__SET EXERCISE__. Count, in the entries, the lines with "color". Answer with the number only.

__WORKING DATA__.
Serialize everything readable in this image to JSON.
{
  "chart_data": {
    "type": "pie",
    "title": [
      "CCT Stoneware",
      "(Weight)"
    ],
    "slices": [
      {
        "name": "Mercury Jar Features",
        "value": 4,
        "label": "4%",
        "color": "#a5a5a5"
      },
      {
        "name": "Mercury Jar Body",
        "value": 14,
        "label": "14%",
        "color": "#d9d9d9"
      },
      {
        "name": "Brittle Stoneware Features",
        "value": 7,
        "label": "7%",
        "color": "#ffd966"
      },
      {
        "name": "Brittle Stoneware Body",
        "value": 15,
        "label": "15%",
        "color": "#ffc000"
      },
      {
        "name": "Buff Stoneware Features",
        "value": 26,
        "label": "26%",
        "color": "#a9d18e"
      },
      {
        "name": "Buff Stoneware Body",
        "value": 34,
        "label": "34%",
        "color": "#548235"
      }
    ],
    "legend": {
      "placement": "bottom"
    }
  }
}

__TASK SOLUTION__. 6